> [INSTRUCTIONS FOR THE TASK]: Check each line of the entries below for the string "GERENCIA"; copy every line where it appears.

> [Saved entries]:
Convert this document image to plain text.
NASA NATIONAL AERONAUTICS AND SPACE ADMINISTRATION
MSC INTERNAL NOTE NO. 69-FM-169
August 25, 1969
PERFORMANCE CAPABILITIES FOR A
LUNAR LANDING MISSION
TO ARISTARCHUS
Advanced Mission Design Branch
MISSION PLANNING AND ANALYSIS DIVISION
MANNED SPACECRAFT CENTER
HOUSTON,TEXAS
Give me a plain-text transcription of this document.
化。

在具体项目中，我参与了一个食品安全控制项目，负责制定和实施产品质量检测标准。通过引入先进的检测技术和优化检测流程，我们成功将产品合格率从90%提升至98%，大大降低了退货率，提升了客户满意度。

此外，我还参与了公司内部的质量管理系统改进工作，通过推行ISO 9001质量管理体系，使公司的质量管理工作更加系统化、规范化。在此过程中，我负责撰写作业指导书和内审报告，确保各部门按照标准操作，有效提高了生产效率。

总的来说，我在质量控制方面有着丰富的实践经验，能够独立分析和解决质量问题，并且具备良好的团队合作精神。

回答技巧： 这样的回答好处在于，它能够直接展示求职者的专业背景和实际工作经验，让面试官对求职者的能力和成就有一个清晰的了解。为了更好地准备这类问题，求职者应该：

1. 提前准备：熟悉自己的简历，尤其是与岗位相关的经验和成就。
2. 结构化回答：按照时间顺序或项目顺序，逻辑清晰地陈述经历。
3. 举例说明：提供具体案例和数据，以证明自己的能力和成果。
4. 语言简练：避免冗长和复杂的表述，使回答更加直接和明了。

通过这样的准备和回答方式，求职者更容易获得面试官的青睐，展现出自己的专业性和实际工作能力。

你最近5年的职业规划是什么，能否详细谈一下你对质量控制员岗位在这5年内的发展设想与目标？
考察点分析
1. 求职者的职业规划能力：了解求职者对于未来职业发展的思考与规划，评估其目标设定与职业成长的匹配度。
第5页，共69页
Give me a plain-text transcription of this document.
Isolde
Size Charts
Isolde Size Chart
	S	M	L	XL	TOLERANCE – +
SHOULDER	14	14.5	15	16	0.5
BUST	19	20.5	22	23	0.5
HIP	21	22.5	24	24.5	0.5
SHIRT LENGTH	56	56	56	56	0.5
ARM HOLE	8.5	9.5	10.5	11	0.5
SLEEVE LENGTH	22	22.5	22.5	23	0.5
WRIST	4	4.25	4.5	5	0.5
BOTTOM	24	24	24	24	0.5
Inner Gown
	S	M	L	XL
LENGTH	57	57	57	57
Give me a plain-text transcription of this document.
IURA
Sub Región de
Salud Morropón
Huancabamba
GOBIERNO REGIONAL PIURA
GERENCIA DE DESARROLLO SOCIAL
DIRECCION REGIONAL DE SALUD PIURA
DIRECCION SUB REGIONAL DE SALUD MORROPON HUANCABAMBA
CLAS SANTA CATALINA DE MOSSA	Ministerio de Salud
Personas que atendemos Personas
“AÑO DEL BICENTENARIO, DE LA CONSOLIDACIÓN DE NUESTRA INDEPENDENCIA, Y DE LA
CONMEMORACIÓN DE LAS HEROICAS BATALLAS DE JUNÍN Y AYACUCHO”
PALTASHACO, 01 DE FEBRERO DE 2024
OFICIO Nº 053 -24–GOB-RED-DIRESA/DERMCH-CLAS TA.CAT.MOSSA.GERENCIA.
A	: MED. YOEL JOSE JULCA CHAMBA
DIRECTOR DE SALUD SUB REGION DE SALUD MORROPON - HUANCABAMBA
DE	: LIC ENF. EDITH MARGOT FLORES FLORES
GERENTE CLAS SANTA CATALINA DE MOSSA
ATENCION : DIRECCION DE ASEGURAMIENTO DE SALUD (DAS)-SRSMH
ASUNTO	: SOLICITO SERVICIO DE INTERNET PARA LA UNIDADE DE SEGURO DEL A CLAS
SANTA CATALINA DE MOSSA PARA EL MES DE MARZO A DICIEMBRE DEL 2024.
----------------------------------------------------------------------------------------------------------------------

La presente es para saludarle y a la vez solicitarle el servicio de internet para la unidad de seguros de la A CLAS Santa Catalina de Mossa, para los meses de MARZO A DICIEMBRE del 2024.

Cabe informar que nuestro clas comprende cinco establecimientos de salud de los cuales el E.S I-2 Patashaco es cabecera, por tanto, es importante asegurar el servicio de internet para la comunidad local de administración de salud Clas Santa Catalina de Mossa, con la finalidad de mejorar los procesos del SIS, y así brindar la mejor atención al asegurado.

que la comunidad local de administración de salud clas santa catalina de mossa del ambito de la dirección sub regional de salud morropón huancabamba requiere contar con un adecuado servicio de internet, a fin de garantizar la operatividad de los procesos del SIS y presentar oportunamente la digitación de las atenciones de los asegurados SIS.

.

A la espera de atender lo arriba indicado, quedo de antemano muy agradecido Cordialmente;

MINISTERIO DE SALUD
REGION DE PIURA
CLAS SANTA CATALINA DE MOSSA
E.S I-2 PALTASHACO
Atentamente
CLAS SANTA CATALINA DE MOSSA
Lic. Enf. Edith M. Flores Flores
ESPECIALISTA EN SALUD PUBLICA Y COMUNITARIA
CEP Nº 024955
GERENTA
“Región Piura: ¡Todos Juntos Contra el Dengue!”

> [WRITTEN SOLUTION]:
GERENCIA DE DESARROLLO SOCIAL
OFICIO Nº 053 -24–GOB-RED-DIRESA/DERMCH-CLAS TA.CAT.MOSSA.GERENCIA.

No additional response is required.